# TASK INSTRUCTIONS
Starting with the line that holds "Convert this document image to plain text.", copy out each remaining line of the listing below, up to and including the last one, and include nothing else.

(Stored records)
·····

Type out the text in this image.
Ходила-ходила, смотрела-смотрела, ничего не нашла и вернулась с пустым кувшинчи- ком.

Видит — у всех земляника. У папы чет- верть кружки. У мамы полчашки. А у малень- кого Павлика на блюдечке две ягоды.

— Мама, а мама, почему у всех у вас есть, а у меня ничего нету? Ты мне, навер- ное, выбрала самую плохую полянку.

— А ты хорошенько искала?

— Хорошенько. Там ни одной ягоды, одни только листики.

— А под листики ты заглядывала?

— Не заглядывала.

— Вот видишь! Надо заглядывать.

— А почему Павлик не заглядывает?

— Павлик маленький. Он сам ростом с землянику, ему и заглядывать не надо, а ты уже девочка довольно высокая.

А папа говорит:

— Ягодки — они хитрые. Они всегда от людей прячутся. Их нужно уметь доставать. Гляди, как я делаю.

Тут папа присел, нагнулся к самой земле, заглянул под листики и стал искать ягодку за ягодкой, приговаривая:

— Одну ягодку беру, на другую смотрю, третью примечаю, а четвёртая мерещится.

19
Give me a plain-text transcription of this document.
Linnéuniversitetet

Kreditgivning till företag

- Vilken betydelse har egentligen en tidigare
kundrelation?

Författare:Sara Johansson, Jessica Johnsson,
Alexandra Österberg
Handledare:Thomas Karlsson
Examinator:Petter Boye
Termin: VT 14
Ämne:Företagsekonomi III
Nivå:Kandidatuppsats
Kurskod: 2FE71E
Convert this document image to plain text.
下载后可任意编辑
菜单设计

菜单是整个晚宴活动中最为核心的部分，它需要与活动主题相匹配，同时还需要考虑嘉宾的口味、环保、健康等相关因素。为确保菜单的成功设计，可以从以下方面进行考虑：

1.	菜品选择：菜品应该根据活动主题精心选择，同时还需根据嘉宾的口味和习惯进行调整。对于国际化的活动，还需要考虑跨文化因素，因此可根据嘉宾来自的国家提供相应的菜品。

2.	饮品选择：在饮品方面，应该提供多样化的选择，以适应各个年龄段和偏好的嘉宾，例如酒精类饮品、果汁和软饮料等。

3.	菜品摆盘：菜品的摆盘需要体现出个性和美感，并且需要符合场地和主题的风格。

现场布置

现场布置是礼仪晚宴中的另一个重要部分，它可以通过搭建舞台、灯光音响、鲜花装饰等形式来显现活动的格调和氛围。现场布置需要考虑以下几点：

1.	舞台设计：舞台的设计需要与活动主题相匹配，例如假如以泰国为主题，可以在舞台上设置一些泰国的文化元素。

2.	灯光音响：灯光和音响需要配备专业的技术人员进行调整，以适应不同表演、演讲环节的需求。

·····

# WRITTEN RESPONSE
Convert this document image to plain text.
下载后可任意编辑
菜单设计

菜单是整个晚宴活动中最为核心的部分，它需要与活动主题相匹配，同时还需要考虑嘉宾的口味、环保、健康等相关因素。为确保菜单的成功设计，可以从以下方面进行考虑：

1.	菜品选择：菜品应该根据活动主题精心选择，同时还需根据嘉宾的口味和习惯进行调整。对于国际化的活动，还需要考虑跨文化因素，因此可根据嘉宾来自的国家提供相应的菜品。

2.	饮品选择：在饮品方面，应该提供多样化的选择，以适应各个年龄段和偏好的嘉宾，例如酒精类饮品、果汁和软饮料等。

3.	菜品摆盘：菜品的摆盘需要体现出个性和美感，并且需要符合场地和主题的风格。

现场布置

现场布置是礼仪晚宴中的另一个重要部分，它可以通过搭建舞台、灯光音响、鲜花装饰等形式来显现活动的格调和氛围。现场布置需要考虑以下几点：

1.	舞台设计：舞台的设计需要与活动主题相匹配，例如假如以泰国为主题，可以在舞台上设置一些泰国的文化元素。

2.	灯光音响：灯光和音响需要配备专业的技术人员进行调整，以适应不同表演、演讲环节的需求。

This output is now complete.